Records to use>
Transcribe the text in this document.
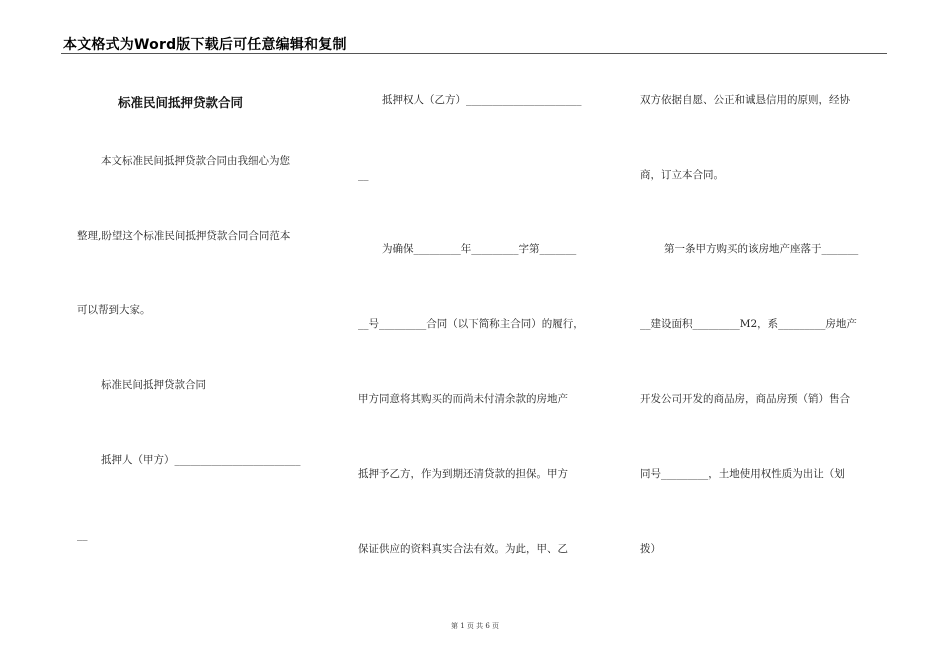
本文格式为Word版下载后可任意编辑和复制
标准民间抵押贷款合同
本文标准民间抵押贷款合同由我细心为您
整理,盼望这个标准民间抵押贷款合同合同范本
可以帮到大家。
标准民间抵押贷款合同
抵押人（甲方）________________________
__
抵押权人（乙方）______________________
__
为确保_________年_________字第_______
__号_________合同（以下简称主合同）的履行，
甲方同意将其购买的而尚未付清余款的房地产
抵押予乙方，作为到期还清贷款的担保。甲方
保证供应的资料真实合法有效。为此，甲、乙
双方依据自愿、公正和诚恳信用的原则，经协
商，订立本合同。
第一条甲方购买的该房地产座落于_______
__建设面积_________M2，系_________房地产
开发公司开发的商品房，商品房预（销）售合
同号_________，土地使用权性质为出让（划
拨）
第 1 页 共 6 页
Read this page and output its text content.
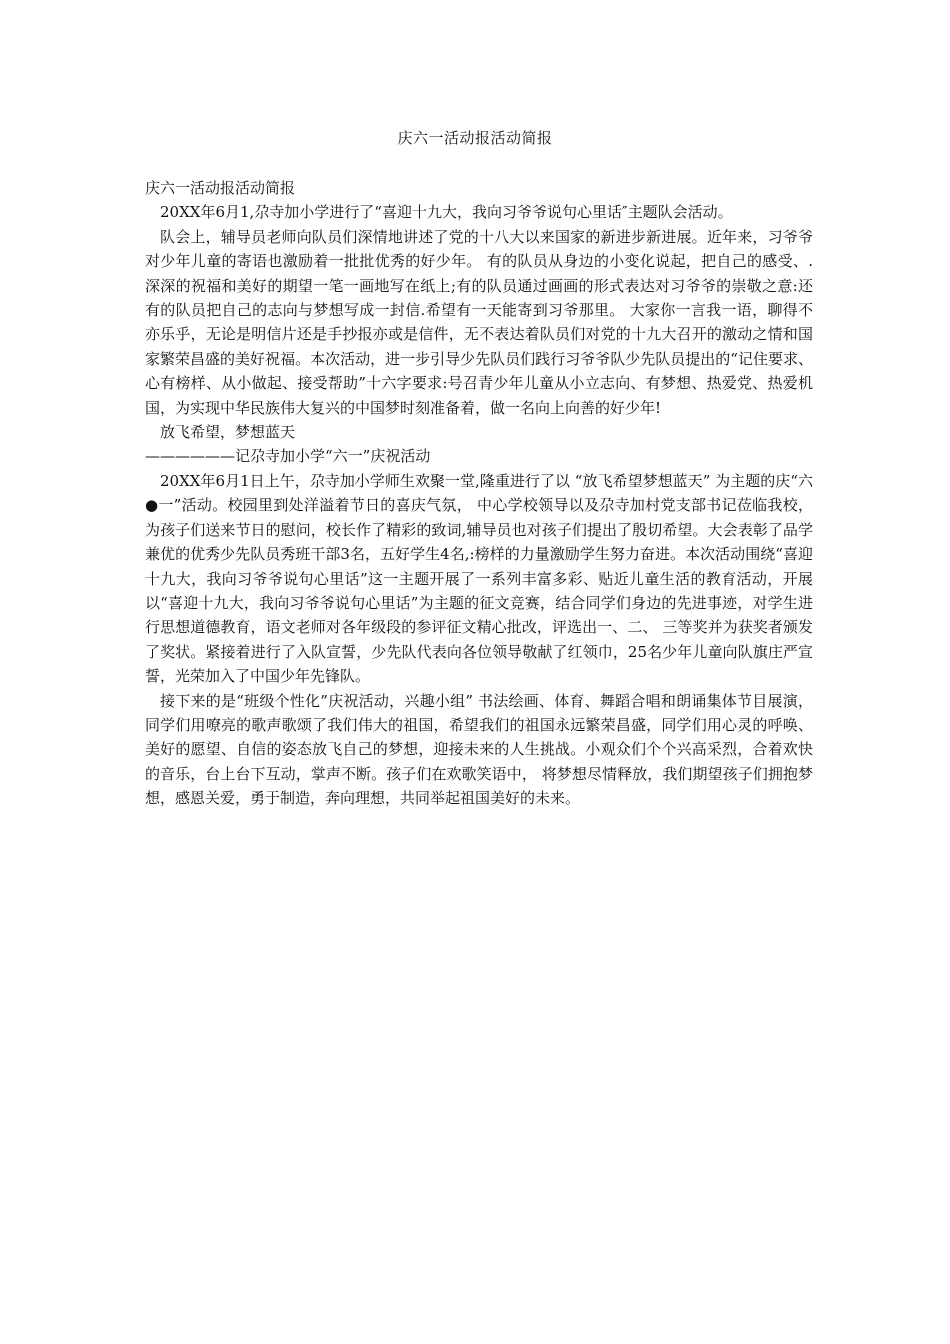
庆六一活动报活动简报

庆六一活动报活动简报

20XX年6月1,尕寺加小学进行了“喜迎十九大，我向习爷爷说句心里话″主题队会活动。

队会上，辅导员老师向队员们深情地讲述了党的十八大以来国家的新进步新进展。近年来，习爷爷对少年儿童的寄语也激励着一批批优秀的好少年。 有的队员从身边的小变化说起，把自己的感受、.深深的祝福和美好的期望一笔一画地写在纸上;有的队员通过画画的形式表达对习爷爷的崇敬之意:还有的队员把自己的志向与梦想写成一封信.希望有一天能寄到习爷那里。 大家你一言我一语，聊得不亦乐乎，无论是明信片还是手抄报亦或是信件，无不表达着队员们对党的十九大召开的激动之情和国家繁荣昌盛的美好祝福。本次活动，进一步引导少先队员们践行习爷爷队少先队员提出的“记住要求、心有榜样、从小做起、接受帮助”十六字要求:号召青少年儿童从小立志向、有梦想、热爱党、热爱机国，为实现中华民族伟大复兴的中国梦时刻准备着，做一名向上向善的好少年!

放飞希望，梦想蓝天

——————记尕寺加小学“六一”庆祝活动

20XX年6月1日上午，尕寺加小学师生欢聚一堂,隆重进行了以 “放飞希望梦想蓝天” 为主题的庆“六●一”活动。校园里到处洋溢着节日的喜庆气氛， 中心学校领导以及尕寺加村党支部书记莅临我校，为孩子们送来节日的慰问，校长作了精彩的致词,辅导员也对孩子们提出了殷切希望。大会表彰了品学兼优的优秀少先队员秀班干部3名，五好学生4名,:榜样的力量激励学生努力奋进。本次活动围绕“喜迎十九大，我向习爷爷说句心里话”这一主题开展了一系列丰富多彩、贴近儿童生活的教育活动，开展以“喜迎十九大，我向习爷爷说句心里话”为主题的征文竞赛，结合同学们身边的先进事迹，对学生进行思想道德教育，语文老师对各年级段的参评征文精心批改，评选出一、二、 三等奖并为获奖者颁发了奖状。紧接着进行了入队宣誓，少先队代表向各位领导敬献了红领巾，25名少年儿童向队旗庄严宣誓，光荣加入了中国少年先锋队。

接下来的是“班级个性化”庆祝活动，兴趣小组” 书法绘画、体育、舞蹈合唱和朗诵集体节目展演，同学们用嘹亮的歌声歌颂了我们伟大的祖国，希望我们的祖国永远繁荣昌盛，同学们用心灵的呼唤、美好的愿望、自信的姿态放飞自己的梦想，迎接未来的人生挑战。小观众们个个兴高采烈，合着欢快的音乐，台上台下互动，掌声不断。孩子们在欢歌笑语中， 将梦想尽情释放，我们期望孩子们拥抱梦想，感恩关爱，勇于制造，奔向理想，共同举起祖国美好的未来。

Objective> Extract only the lines from the one that contains "Read this page and output its text content." through the end of the records, inclusive, and omit every picture.

Solution to the exercise>
Read this page and output its text content.
庆六一活动报活动简报

庆六一活动报活动简报

20XX年6月1,尕寺加小学进行了“喜迎十九大，我向习爷爷说句心里话″主题队会活动。

队会上，辅导员老师向队员们深情地讲述了党的十八大以来国家的新进步新进展。近年来，习爷爷对少年儿童的寄语也激励着一批批优秀的好少年。 有的队员从身边的小变化说起，把自己的感受、.深深的祝福和美好的期望一笔一画地写在纸上;有的队员通过画画的形式表达对习爷爷的崇敬之意:还有的队员把自己的志向与梦想写成一封信.希望有一天能寄到习爷那里。 大家你一言我一语，聊得不亦乐乎，无论是明信片还是手抄报亦或是信件，无不表达着队员们对党的十九大召开的激动之情和国家繁荣昌盛的美好祝福。本次活动，进一步引导少先队员们践行习爷爷队少先队员提出的“记住要求、心有榜样、从小做起、接受帮助”十六字要求:号召青少年儿童从小立志向、有梦想、热爱党、热爱机国，为实现中华民族伟大复兴的中国梦时刻准备着，做一名向上向善的好少年!

放飞希望，梦想蓝天

——————记尕寺加小学“六一”庆祝活动

20XX年6月1日上午，尕寺加小学师生欢聚一堂,隆重进行了以 “放飞希望梦想蓝天” 为主题的庆“六●一”活动。校园里到处洋溢着节日的喜庆气氛， 中心学校领导以及尕寺加村党支部书记莅临我校，为孩子们送来节日的慰问，校长作了精彩的致词,辅导员也对孩子们提出了殷切希望。大会表彰了品学兼优的优秀少先队员秀班干部3名，五好学生4名,:榜样的力量激励学生努力奋进。本次活动围绕“喜迎十九大，我向习爷爷说句心里话”这一主题开展了一系列丰富多彩、贴近儿童生活的教育活动，开展以“喜迎十九大，我向习爷爷说句心里话”为主题的征文竞赛，结合同学们身边的先进事迹，对学生进行思想道德教育，语文老师对各年级段的参评征文精心批改，评选出一、二、 三等奖并为获奖者颁发了奖状。紧接着进行了入队宣誓，少先队代表向各位领导敬献了红领巾，25名少年儿童向队旗庄严宣誓，光荣加入了中国少年先锋队。

接下来的是“班级个性化”庆祝活动，兴趣小组” 书法绘画、体育、舞蹈合唱和朗诵集体节目展演，同学们用嘹亮的歌声歌颂了我们伟大的祖国，希望我们的祖国永远繁荣昌盛，同学们用心灵的呼唤、美好的愿望、自信的姿态放飞自己的梦想，迎接未来的人生挑战。小观众们个个兴高采烈，合着欢快的音乐，台上台下互动，掌声不断。孩子们在欢歌笑语中， 将梦想尽情释放，我们期望孩子们拥抱梦想，感恩关爱，勇于制造，奔向理想，共同举起祖国美好的未来。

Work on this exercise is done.